• _JOB 1_
According to the article about the Astros, what was the average viewership per game of the 2020 World Series?

## Begin EXTRACT PROVIDED

Patrick Quintua, an eighth grade U.S. history teacher at Kenilworth, has been an Astros fan for most of his life and has enjoyed every bit of the Astros 2017 World Series win, despite the cheating scandal that has possibly delegitimized their championship.

Photo by Isaac Sullivan
Houston Astros hat and Houston Astros championship hat

“I’ve been an Astros fan for over 40 years so you better believe I’m going to enjoy their first World Series win, regardless of how others feel,” Quintua said. 

It has been almost two years since the Astros sign stealing scandal erupted, and the Astros have made their way back to the World Series once again. Do not, however, think that the public has forgotten the team’s past misdeeds. Their opponent in this championship series is the Atlanta Braves, and their fans have berated the Astros’ batters with chants mocking their cheating past.  Baseball fans across America have come together to root against the Astros and their fans.

The World Series viewership has steadily declined over the past five years, with the 2020 fall classic averaging a record-setting low of 9.78 million viewers per contest.  The Astros cheating scandal may encourage more viewers to tune in to this year’s World Series, if for no other reason, than to root against a team that had been caught cheating. Whether you like them, or hate them, the Astros have brought a sense of excitement to baseball, and they are hoping to end their season with a BANG.

## End EXTRACT PROVIDED
## Begin RECORDS PROVIDED

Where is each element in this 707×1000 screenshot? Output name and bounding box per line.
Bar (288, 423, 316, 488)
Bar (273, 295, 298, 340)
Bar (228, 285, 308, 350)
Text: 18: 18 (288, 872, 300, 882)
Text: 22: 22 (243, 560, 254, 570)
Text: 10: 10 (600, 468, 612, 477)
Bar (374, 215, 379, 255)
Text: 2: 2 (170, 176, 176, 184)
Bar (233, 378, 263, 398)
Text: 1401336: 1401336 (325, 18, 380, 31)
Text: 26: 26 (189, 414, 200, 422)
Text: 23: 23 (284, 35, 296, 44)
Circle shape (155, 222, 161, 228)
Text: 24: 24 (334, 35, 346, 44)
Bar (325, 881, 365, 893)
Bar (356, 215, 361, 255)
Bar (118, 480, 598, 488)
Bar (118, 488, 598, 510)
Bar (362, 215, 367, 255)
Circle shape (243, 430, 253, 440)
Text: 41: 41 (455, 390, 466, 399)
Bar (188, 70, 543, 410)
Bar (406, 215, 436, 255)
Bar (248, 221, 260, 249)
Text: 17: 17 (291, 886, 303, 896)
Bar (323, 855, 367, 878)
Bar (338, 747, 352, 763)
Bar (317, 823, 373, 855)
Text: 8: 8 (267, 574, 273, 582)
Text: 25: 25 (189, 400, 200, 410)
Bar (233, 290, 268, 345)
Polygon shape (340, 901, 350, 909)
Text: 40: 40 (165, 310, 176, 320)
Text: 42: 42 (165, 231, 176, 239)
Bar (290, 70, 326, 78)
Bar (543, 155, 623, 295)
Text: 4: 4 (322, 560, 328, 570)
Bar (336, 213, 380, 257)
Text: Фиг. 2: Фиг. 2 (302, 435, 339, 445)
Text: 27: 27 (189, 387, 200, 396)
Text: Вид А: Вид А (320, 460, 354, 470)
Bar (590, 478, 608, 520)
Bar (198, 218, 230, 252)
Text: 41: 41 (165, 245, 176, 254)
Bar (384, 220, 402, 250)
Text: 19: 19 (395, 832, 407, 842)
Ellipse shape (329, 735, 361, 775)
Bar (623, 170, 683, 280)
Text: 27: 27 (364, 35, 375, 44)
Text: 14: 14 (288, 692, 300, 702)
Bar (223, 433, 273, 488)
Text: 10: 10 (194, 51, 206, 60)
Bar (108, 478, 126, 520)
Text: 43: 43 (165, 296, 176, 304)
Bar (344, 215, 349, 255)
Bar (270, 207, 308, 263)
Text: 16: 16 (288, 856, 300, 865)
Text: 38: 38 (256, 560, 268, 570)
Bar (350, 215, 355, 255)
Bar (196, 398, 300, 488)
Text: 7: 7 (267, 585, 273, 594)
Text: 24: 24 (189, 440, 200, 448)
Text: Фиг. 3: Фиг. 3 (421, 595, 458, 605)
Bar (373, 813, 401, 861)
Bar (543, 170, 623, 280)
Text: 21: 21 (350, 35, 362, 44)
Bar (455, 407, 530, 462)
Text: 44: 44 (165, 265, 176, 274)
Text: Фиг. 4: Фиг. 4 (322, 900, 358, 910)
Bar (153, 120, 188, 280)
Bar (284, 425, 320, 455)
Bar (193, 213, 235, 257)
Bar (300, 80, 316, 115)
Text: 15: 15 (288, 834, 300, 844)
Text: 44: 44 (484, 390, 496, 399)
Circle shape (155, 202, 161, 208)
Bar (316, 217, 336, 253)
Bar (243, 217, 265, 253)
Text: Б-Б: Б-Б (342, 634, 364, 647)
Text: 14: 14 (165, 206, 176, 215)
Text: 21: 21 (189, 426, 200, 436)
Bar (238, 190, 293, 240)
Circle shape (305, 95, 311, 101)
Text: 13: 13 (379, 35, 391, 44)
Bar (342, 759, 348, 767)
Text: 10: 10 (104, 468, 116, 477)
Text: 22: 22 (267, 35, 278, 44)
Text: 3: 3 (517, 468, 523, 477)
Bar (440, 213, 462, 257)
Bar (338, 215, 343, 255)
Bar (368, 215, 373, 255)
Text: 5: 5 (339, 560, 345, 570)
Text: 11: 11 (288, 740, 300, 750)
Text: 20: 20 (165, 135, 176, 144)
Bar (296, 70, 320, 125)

## End RECORDS PROVIDED

• _JOB 2_
Reproduce the records word for word, starting at their first line and ending at the line containing "Text: 14: 14 (288, 692, 300, 702)", with both of those lines included.

• _OUTPUT 1_
A record-setting low of 9.78 million viewers per contest.

• _OUTPUT 2_
Where is each element in this 707×1000 screenshot? Output name and bounding box per line.
Bar (288, 423, 316, 488)
Bar (273, 295, 298, 340)
Bar (228, 285, 308, 350)
Text: 18: 18 (288, 872, 300, 882)
Text: 22: 22 (243, 560, 254, 570)
Text: 10: 10 (600, 468, 612, 477)
Bar (374, 215, 379, 255)
Text: 2: 2 (170, 176, 176, 184)
Bar (233, 378, 263, 398)
Text: 1401336: 1401336 (325, 18, 380, 31)
Text: 26: 26 (189, 414, 200, 422)
Text: 23: 23 (284, 35, 296, 44)
Circle shape (155, 222, 161, 228)
Text: 24: 24 (334, 35, 346, 44)
Bar (325, 881, 365, 893)
Bar (356, 215, 361, 255)
Bar (118, 480, 598, 488)
Bar (118, 488, 598, 510)
Bar (362, 215, 367, 255)
Circle shape (243, 430, 253, 440)
Text: 41: 41 (455, 390, 466, 399)
Bar (188, 70, 543, 410)
Bar (406, 215, 436, 255)
Bar (248, 221, 260, 249)
Text: 17: 17 (291, 886, 303, 896)
Bar (323, 855, 367, 878)
Bar (338, 747, 352, 763)
Bar (317, 823, 373, 855)
Text: 8: 8 (267, 574, 273, 582)
Text: 25: 25 (189, 400, 200, 410)
Bar (233, 290, 268, 345)
Polygon shape (340, 901, 350, 909)
Text: 40: 40 (165, 310, 176, 320)
Text: 42: 42 (165, 231, 176, 239)
Bar (290, 70, 326, 78)
Bar (543, 155, 623, 295)
Text: 4: 4 (322, 560, 328, 570)
Bar (336, 213, 380, 257)
Text: Фиг. 2: Фиг. 2 (302, 435, 339, 445)
Text: 27: 27 (189, 387, 200, 396)
Text: Вид А: Вид А (320, 460, 354, 470)
Bar (590, 478, 608, 520)
Bar (198, 218, 230, 252)
Text: 41: 41 (165, 245, 176, 254)
Bar (384, 220, 402, 250)
Text: 19: 19 (395, 832, 407, 842)
Ellipse shape (329, 735, 361, 775)
Bar (623, 170, 683, 280)
Text: 27: 27 (364, 35, 375, 44)
Text: 14: 14 (288, 692, 300, 702)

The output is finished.